Your objective.
Locate the string "Colegio" in the listing below. Copy every line where it is found.

----- Raw records

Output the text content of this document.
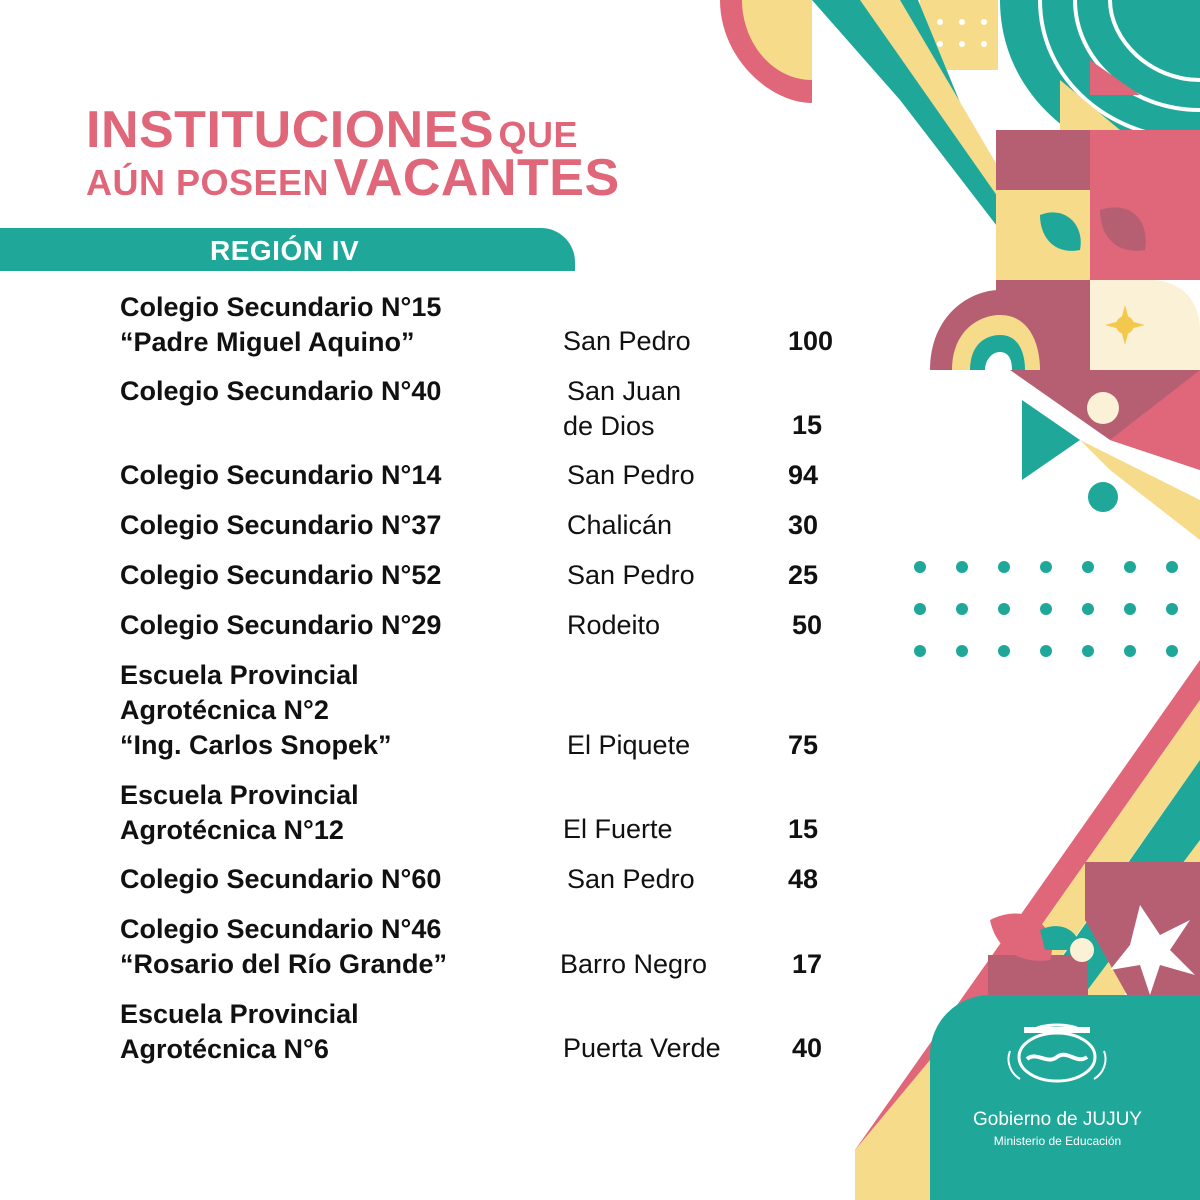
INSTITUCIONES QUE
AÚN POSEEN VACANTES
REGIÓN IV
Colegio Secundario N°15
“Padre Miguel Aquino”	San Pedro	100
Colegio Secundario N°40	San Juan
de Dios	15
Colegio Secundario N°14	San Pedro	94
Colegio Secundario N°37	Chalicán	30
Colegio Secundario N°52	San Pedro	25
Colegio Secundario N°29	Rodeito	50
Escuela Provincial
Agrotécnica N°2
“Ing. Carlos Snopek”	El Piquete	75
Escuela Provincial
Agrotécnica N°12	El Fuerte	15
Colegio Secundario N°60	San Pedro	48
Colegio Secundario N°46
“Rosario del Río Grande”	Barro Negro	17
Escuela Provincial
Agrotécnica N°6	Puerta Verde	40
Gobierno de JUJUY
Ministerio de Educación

----------

Output for this task.
Colegio Secundario N°15
Colegio Secundario N°40	San Juan
Colegio Secundario N°14	San Pedro	94
Colegio Secundario N°37	Chalicán	30
Colegio Secundario N°52	San Pedro	25
Colegio Secundario N°29	Rodeito	50
Colegio Secundario N°60	San Pedro	48
Colegio Secundario N°46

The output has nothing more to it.